Records for processing »
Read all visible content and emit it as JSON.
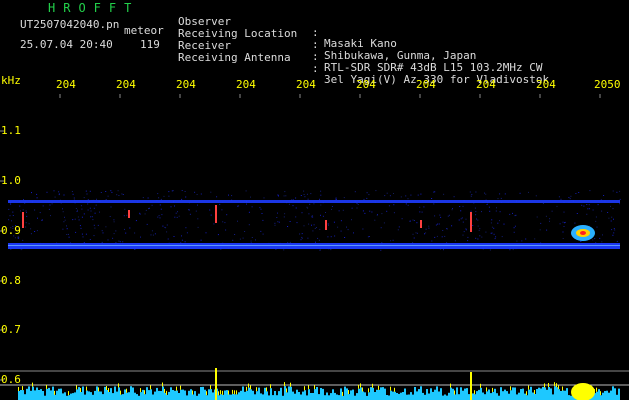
{
  "header": {
    "logo": "HROFFT",
    "filename": "UT2507042040.pn",
    "subtitle": "meteor",
    "datetime": "25.07.04 20:40",
    "count": "119",
    "info": [
      {
        "label": "Observer",
        "value": "Masaki Kano"
      },
      {
        "label": "Receiving Location",
        "value": "Shibukawa, Gunma, Japan"
      },
      {
        "label": "Receiver",
        "value": "RTL-SDR SDR# 43dB L15 103.2MHz CW"
      },
      {
        "label": "Receiving Antenna",
        "value": "3el Yagi(V) Az 330 for Vladivostok"
      }
    ]
  },
  "axis": {
    "y_unit": "kHz",
    "y_labels": [
      "1.1",
      "1.0",
      "0.9",
      "0.8",
      "0.7",
      "0.6"
    ],
    "x_labels": [
      "204",
      "204",
      "204",
      "204",
      "204",
      "204",
      "204",
      "204",
      "204",
      "2050"
    ]
  },
  "colors": {
    "background": "#000000",
    "text": "#dcdcdc",
    "logo": "#22d04a",
    "axis_labels": "#ffff00",
    "bands": "#1e3cff",
    "gridline": "#8a8a8a",
    "bottom_strip": "#1ec8ff"
  }
}
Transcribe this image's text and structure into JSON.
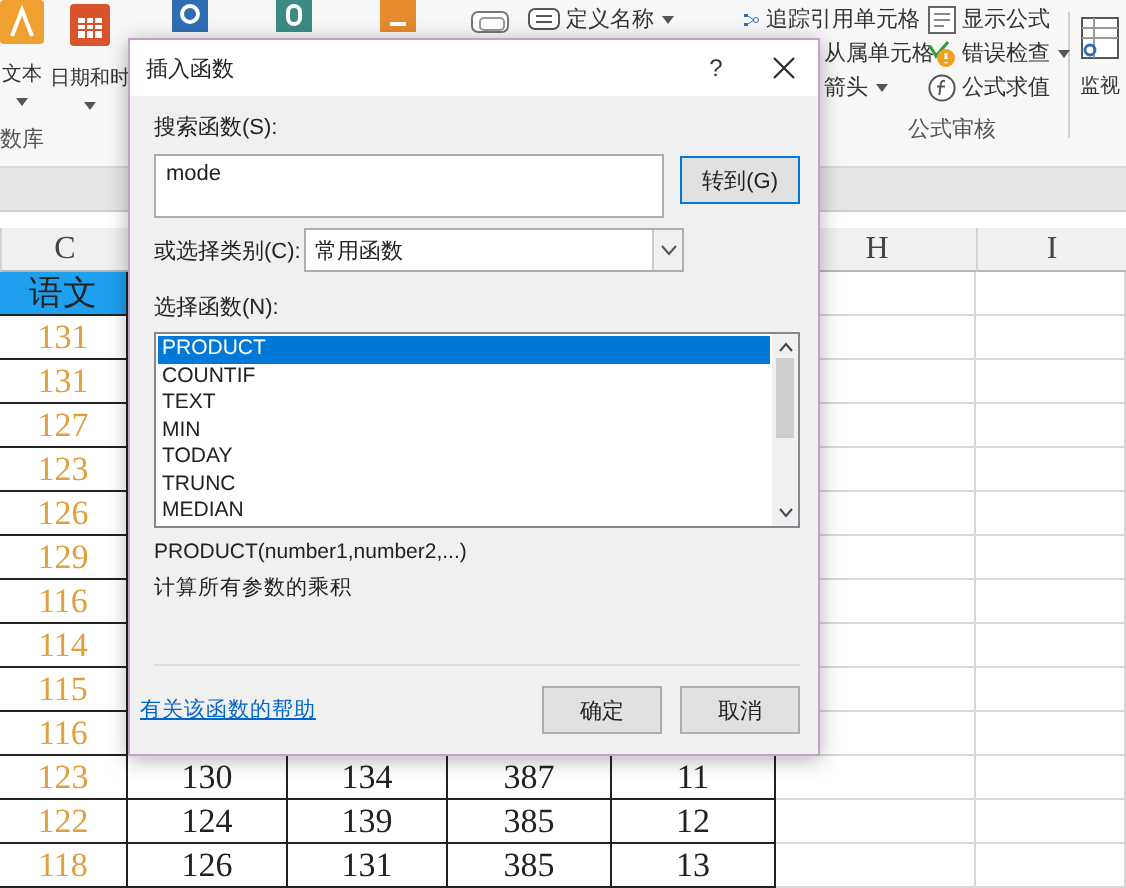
{
  "ribbon": {
    "large_buttons": [
      {
        "label": "文本",
        "menu": true
      },
      {
        "label": "日期和时",
        "menu": true
      }
    ],
    "group_labels": [
      "数库",
      "公式审核"
    ],
    "name_button": {
      "label": "定义名称",
      "menu": true
    },
    "audit_columns": [
      [
        {
          "label": "追踪引用单元格",
          "kind": "full",
          "menu": false
        },
        {
          "label": "从属单元格",
          "kind": "partial",
          "menu": false
        },
        {
          "label": "箭头",
          "kind": "partial",
          "menu": true
        }
      ],
      [
        {
          "label": "显示公式",
          "kind": "full",
          "menu": false
        },
        {
          "label": "错误检查",
          "kind": "full",
          "menu": true
        },
        {
          "label": "公式求值",
          "kind": "full",
          "menu": false
        }
      ]
    ],
    "watch_button": {
      "label": "监视"
    }
  },
  "sheet": {
    "column_headers": [
      "C",
      "H",
      "I"
    ],
    "header_cell": "语文",
    "column_c": [
      "131",
      "131",
      "127",
      "123",
      "126",
      "129",
      "116",
      "114",
      "115",
      "116",
      "123",
      "122",
      "118"
    ],
    "lower_rows": [
      [
        "130",
        "134",
        "387",
        "11"
      ],
      [
        "124",
        "139",
        "385",
        "12"
      ],
      [
        "126",
        "131",
        "385",
        "13"
      ]
    ]
  },
  "dialog": {
    "title": "插入函数",
    "help": "?",
    "search_label": "搜索函数(S):",
    "search_value": "mode",
    "go_button": "转到(G)",
    "category_label": "或选择类别(C):",
    "category_value": "常用函数",
    "list_label": "选择函数(N):",
    "functions": [
      {
        "name": "PRODUCT",
        "selected": true
      },
      {
        "name": "COUNTIF",
        "selected": false
      },
      {
        "name": "TEXT",
        "selected": false
      },
      {
        "name": "MIN",
        "selected": false
      },
      {
        "name": "TODAY",
        "selected": false
      },
      {
        "name": "TRUNC",
        "selected": false
      },
      {
        "name": "MEDIAN",
        "selected": false
      }
    ],
    "syntax": "PRODUCT(number1,number2,...)",
    "description": "计算所有参数的乘积",
    "help_link": "有关该函数的帮助",
    "buttons": [
      "确定",
      "取消"
    ]
  }
}
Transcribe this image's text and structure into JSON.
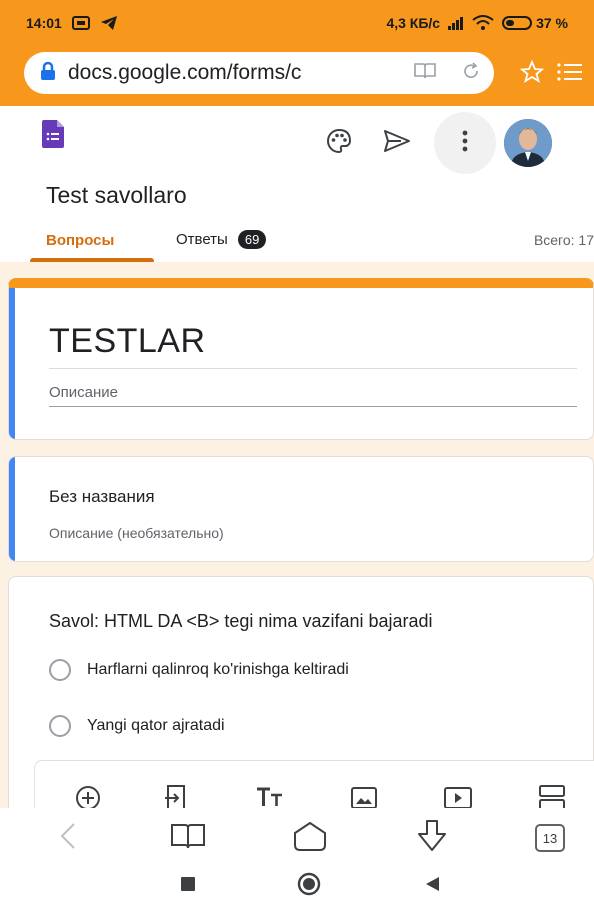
{
  "status_bar": {
    "time": "14:01",
    "network_speed": "4,3 КБ/с",
    "battery_text": "37 %",
    "battery_level": 0.37
  },
  "browser": {
    "url": "docs.google.com/forms/c",
    "tab_count": "13"
  },
  "form": {
    "name": "Test savollaro",
    "tabs": {
      "questions": "Вопросы",
      "answers": "Ответы",
      "answers_count": "69",
      "total": "Всего: 17"
    },
    "title_card": {
      "title": "TESTLAR",
      "description_placeholder": "Описание"
    },
    "section_card": {
      "title": "Без названия",
      "description_placeholder": "Описание (необязательно)"
    },
    "question_card": {
      "question": "Savol: HTML DA <B> tegi nima vazifani bajaradi",
      "options": [
        "Harflarni qalinroq ko'rinishga keltiradi",
        "Yangi qator ajratadi"
      ]
    },
    "toolbar_icons": [
      "add-question-icon",
      "import-questions-icon",
      "add-title-icon",
      "add-image-icon",
      "add-video-icon",
      "add-section-icon"
    ]
  },
  "colors": {
    "header_orange": "#f7981d",
    "accent_orange": "#d56e0c",
    "focus_blue": "#4285f4",
    "forms_purple": "#673ab7",
    "canvas_bg": "#fdf1e4"
  }
}
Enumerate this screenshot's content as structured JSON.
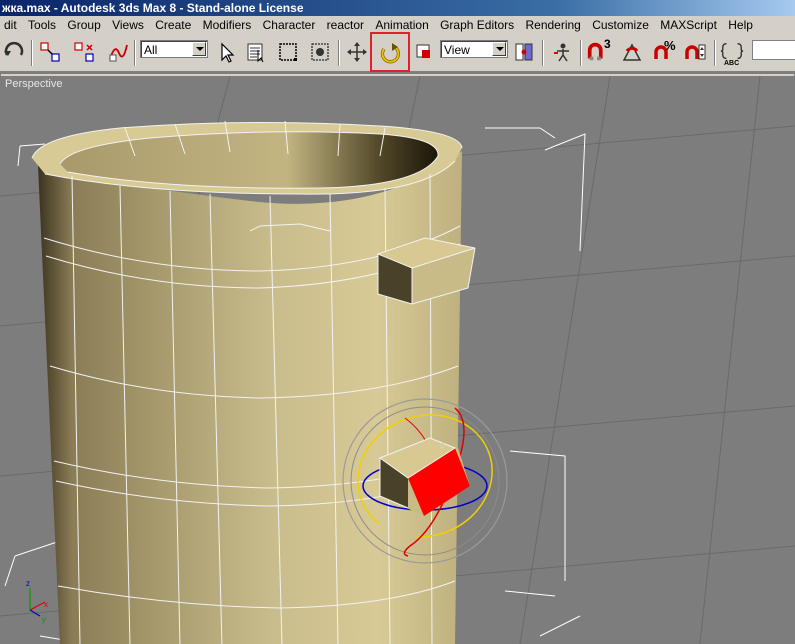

Written problem » Reproduce all entries exactly. Pictures do not belong in the copy.

Right answer »
Read all visible content and emit it as JSON.
{
  "header": {
    "logo": "HROFFT",
    "filename": "UT2507042040.pn",
    "subtitle": "meteor",
    "datetime": "25.07.04 20:40",
    "count": "119",
    "info": [
      {
        "label": "Observer",
        "value": "Masaki Kano"
      },
      {
        "label": "Receiving Location",
        "value": "Shibukawa, Gunma, Japan"
      },
      {
        "label": "Receiver",
        "value": "RTL-SDR SDR# 43dB L15 103.2MHz CW"
      },
      {
        "label": "Receiving Antenna",
        "value": "3el Yagi(V) Az 330 for Vladivostok"
      }
    ]
  },
  "axis": {
    "y_unit": "kHz",
    "y_labels": [
      "1.1",
      "1.0",
      "0.9",
      "0.8",
      "0.7",
      "0.6"
    ],
    "x_labels": [
      "204",
      "204",
      "204",
      "204",
      "204",
      "204",
      "204",
      "204",
      "204",
      "2050"
    ]
  },
  "colors": {
    "background": "#000000",
    "text": "#dcdcdc",
    "logo": "#22d04a",
    "axis_labels": "#ffff00",
    "bands": "#1e3cff",
    "gridline": "#8a8a8a",
    "bottom_strip": "#1ec8ff"
  }
}
Transcribe this image's text and structure into JSON.
{
  "ribbon": {
    "large_buttons": [
      {
        "label": "文本",
        "menu": true
      },
      {
        "label": "日期和时",
        "menu": true
      }
    ],
    "group_labels": [
      "数库",
      "公式审核"
    ],
    "name_button": {
      "label": "定义名称",
      "menu": true
    },
    "audit_columns": [
      [
        {
          "label": "追踪引用单元格",
          "kind": "full",
          "menu": false
        },
        {
          "label": "从属单元格",
          "kind": "partial",
          "menu": false
        },
        {
          "label": "箭头",
          "kind": "partial",
          "menu": true
        }
      ],
      [
        {
          "label": "显示公式",
          "kind": "full",
          "menu": false
        },
        {
          "label": "错误检查",
          "kind": "full",
          "menu": true
        },
        {
          "label": "公式求值",
          "kind": "full",
          "menu": false
        }
      ]
    ],
    "watch_button": {
      "label": "监视"
    }
  },
  "sheet": {
    "column_headers": [
      "C",
      "H",
      "I"
    ],
    "header_cell": "语文",
    "column_c": [
      "131",
      "131",
      "127",
      "123",
      "126",
      "129",
      "116",
      "114",
      "115",
      "116",
      "123",
      "122",
      "118"
    ],
    "lower_rows": [
      [
        "130",
        "134",
        "387",
        "11"
      ],
      [
        "124",
        "139",
        "385",
        "12"
      ],
      [
        "126",
        "131",
        "385",
        "13"
      ]
    ]
  },
  "dialog": {
    "title": "插入函数",
    "help": "?",
    "search_label": "搜索函数(S):",
    "search_value": "mode",
    "go_button": "转到(G)",
    "category_label": "或选择类别(C):",
    "category_value": "常用函数",
    "list_label": "选择函数(N):",
    "functions": [
      {
        "name": "PRODUCT",
        "selected": true
      },
      {
        "name": "COUNTIF",
        "selected": false
      },
      {
        "name": "TEXT",
        "selected": false
      },
      {
        "name": "MIN",
        "selected": false
      },
      {
        "name": "TODAY",
        "selected": false
      },
      {
        "name": "TRUNC",
        "selected": false
      },
      {
        "name": "MEDIAN",
        "selected": false
      }
    ],
    "syntax": "PRODUCT(number1,number2,...)",
    "description": "计算所有参数的乘积",
    "help_link": "有关该函数的帮助",
    "buttons": [
      "确定",
      "取消"
    ]
  }
}
Transcribe this image's text and structure into JSON.
{
  "status_bar": {
    "time": "14:01",
    "network_speed": "4,3 КБ/с",
    "battery_text": "37 %",
    "battery_level": 0.37
  },
  "browser": {
    "url": "docs.google.com/forms/c",
    "tab_count": "13"
  },
  "form": {
    "name": "Test savollaro",
    "tabs": {
      "questions": "Вопросы",
      "answers": "Ответы",
      "answers_count": "69",
      "total": "Всего: 17"
    },
    "title_card": {
      "title": "TESTLAR",
      "description_placeholder": "Описание"
    },
    "section_card": {
      "title": "Без названия",
      "description_placeholder": "Описание (необязательно)"
    },
    "question_card": {
      "question": "Savol: HTML DA <B> tegi nima vazifani bajaradi",
      "options": [
        "Harflarni qalinroq ko'rinishga keltiradi",
        "Yangi qator ajratadi"
      ]
    },
    "toolbar_icons": [
      "add-question-icon",
      "import-questions-icon",
      "add-title-icon",
      "add-image-icon",
      "add-video-icon",
      "add-section-icon"
    ]
  },
  "colors": {
    "header_orange": "#f7981d",
    "accent_orange": "#d56e0c",
    "focus_blue": "#4285f4",
    "forms_purple": "#673ab7",
    "canvas_bg": "#fdf1e4"
  }
}
Enumerate this screenshot's content as structured JSON.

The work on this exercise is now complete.